> **Aim**
Return the complete listing that follows, with each line reproduced exactly.

> **Record set**
>>>

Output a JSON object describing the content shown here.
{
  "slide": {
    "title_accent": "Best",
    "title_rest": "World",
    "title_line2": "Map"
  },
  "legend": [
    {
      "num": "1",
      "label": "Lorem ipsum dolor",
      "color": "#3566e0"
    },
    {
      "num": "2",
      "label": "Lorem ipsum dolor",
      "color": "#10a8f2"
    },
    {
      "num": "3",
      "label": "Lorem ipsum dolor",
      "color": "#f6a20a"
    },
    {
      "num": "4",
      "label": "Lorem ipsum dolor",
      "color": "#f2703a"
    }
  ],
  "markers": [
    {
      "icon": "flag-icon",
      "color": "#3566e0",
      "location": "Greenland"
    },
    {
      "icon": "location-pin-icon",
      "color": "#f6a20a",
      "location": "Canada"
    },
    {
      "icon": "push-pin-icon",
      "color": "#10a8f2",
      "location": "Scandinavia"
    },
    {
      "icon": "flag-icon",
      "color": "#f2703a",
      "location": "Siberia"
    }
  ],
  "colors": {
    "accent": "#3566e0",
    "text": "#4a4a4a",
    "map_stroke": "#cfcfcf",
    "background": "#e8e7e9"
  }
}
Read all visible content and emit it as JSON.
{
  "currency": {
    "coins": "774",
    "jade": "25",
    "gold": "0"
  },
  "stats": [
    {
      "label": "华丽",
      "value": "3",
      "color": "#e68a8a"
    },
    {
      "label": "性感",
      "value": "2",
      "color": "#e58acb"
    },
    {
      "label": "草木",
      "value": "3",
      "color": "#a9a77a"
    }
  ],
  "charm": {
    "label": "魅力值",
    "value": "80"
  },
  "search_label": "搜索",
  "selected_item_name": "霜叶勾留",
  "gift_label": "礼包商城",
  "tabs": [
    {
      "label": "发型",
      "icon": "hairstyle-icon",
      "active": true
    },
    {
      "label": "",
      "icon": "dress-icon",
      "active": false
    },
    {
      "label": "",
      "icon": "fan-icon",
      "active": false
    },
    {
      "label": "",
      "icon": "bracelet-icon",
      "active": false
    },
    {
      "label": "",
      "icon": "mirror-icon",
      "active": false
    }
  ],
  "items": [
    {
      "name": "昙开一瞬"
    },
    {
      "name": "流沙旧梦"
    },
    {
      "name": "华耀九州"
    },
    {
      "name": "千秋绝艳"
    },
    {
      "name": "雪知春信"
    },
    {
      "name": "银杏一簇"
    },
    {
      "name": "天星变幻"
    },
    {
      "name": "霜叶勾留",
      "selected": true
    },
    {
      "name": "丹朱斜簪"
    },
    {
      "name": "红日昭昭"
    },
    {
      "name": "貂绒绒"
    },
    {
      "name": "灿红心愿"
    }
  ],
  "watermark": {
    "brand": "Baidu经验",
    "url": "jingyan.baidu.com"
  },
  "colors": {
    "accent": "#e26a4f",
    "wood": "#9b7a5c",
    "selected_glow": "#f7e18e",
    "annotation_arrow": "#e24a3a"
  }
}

<<<

> **Complete response**
Output a JSON object describing the content shown here.
{
  "slide": {
    "title_accent": "Best",
    "title_rest": "World",
    "title_line2": "Map"
  },
  "legend": [
    {
      "num": "1",
      "label": "Lorem ipsum dolor",
      "color": "#3566e0"
    },
    {
      "num": "2",
      "label": "Lorem ipsum dolor",
      "color": "#10a8f2"
    },
    {
      "num": "3",
      "label": "Lorem ipsum dolor",
      "color": "#f6a20a"
    },
    {
      "num": "4",
      "label": "Lorem ipsum dolor",
      "color": "#f2703a"
    }
  ],
  "markers": [
    {
      "icon": "flag-icon",
      "color": "#3566e0",
      "location": "Greenland"
    },
    {
      "icon": "location-pin-icon",
      "color": "#f6a20a",
      "location": "Canada"
    },
    {
      "icon": "push-pin-icon",
      "color": "#10a8f2",
      "location": "Scandinavia"
    },
    {
      "icon": "flag-icon",
      "color": "#f2703a",
      "location": "Siberia"
    }
  ],
  "colors": {
    "accent": "#3566e0",
    "text": "#4a4a4a",
    "map_stroke": "#cfcfcf",
    "background": "#e8e7e9"
  }
}
Read all visible content and emit it as JSON.
{
  "currency": {
    "coins": "774",
    "jade": "25",
    "gold": "0"
  },
  "stats": [
    {
      "label": "华丽",
      "value": "3",
      "color": "#e68a8a"
    },
    {
      "label": "性感",
      "value": "2",
      "color": "#e58acb"
    },
    {
      "label": "草木",
      "value": "3",
      "color": "#a9a77a"
    }
  ],
  "charm": {
    "label": "魅力值",
    "value": "80"
  },
  "search_label": "搜索",
  "selected_item_name": "霜叶勾留",
  "gift_label": "礼包商城",
  "tabs": [
    {
      "label": "发型",
      "icon": "hairstyle-icon",
      "active": true
    },
    {
      "label": "",
      "icon": "dress-icon",
      "active": false
    },
    {
      "label": "",
      "icon": "fan-icon",
      "active": false
    },
    {
      "label": "",
      "icon": "bracelet-icon",
      "active": false
    },
    {
      "label": "",
      "icon": "mirror-icon",
      "active": false
    }
  ],
  "items": [
    {
      "name": "昙开一瞬"
    },
    {
      "name": "流沙旧梦"
    },
    {
      "name": "华耀九州"
    },
    {
      "name": "千秋绝艳"
    },
    {
      "name": "雪知春信"
    },
    {
      "name": "银杏一簇"
    },
    {
      "name": "天星变幻"
    },
    {
      "name": "霜叶勾留",
      "selected": true
    },
    {
      "name": "丹朱斜簪"
    },
    {
      "name": "红日昭昭"
    },
    {
      "name": "貂绒绒"
    },
    {
      "name": "灿红心愿"
    }
  ],
  "watermark": {
    "brand": "Baidu经验",
    "url": "jingyan.baidu.com"
  },
  "colors": {
    "accent": "#e26a4f",
    "wood": "#9b7a5c",
    "selected_glow": "#f7e18e",
    "annotation_arrow": "#e24a3a"
  }
}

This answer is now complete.